**Directions**
Extract every record, keeping each one exactly as it is.

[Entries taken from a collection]

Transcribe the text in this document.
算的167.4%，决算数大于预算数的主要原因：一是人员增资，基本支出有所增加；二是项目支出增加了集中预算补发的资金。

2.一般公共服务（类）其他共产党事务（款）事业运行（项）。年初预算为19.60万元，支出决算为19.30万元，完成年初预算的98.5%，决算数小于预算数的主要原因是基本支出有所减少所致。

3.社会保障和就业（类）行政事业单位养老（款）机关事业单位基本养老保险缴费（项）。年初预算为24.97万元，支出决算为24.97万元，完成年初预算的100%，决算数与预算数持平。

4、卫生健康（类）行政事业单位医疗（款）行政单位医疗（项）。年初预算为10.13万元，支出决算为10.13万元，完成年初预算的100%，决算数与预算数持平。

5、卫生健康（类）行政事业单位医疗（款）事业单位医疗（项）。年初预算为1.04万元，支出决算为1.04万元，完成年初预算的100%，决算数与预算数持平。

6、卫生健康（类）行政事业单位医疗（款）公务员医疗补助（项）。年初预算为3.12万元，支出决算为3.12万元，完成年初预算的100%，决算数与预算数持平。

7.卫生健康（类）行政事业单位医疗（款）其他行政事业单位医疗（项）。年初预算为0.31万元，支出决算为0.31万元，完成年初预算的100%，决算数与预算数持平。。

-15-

**Answer below**
Transcribe the text in this document.
算的167.4%，决算数大于预算数的主要原因：一是人员增资，基本支出有所增加；二是项目支出增加了集中预算补发的资金。

2.一般公共服务（类）其他共产党事务（款）事业运行（项）。年初预算为19.60万元，支出决算为19.30万元，完成年初预算的98.5%，决算数小于预算数的主要原因是基本支出有所减少所致。

3.社会保障和就业（类）行政事业单位养老（款）机关事业单位基本养老保险缴费（项）。年初预算为24.97万元，支出决算为24.97万元，完成年初预算的100%，决算数与预算数持平。

4、卫生健康（类）行政事业单位医疗（款）行政单位医疗（项）。年初预算为10.13万元，支出决算为10.13万元，完成年初预算的100%，决算数与预算数持平。

5、卫生健康（类）行政事业单位医疗（款）事业单位医疗（项）。年初预算为1.04万元，支出决算为1.04万元，完成年初预算的100%，决算数与预算数持平。

6、卫生健康（类）行政事业单位医疗（款）公务员医疗补助（项）。年初预算为3.12万元，支出决算为3.12万元，完成年初预算的100%，决算数与预算数持平。

7.卫生健康（类）行政事业单位医疗（款）其他行政事业单位医疗（项）。年初预算为0.31万元，支出决算为0.31万元，完成年初预算的100%，决算数与预算数持平。。

-15-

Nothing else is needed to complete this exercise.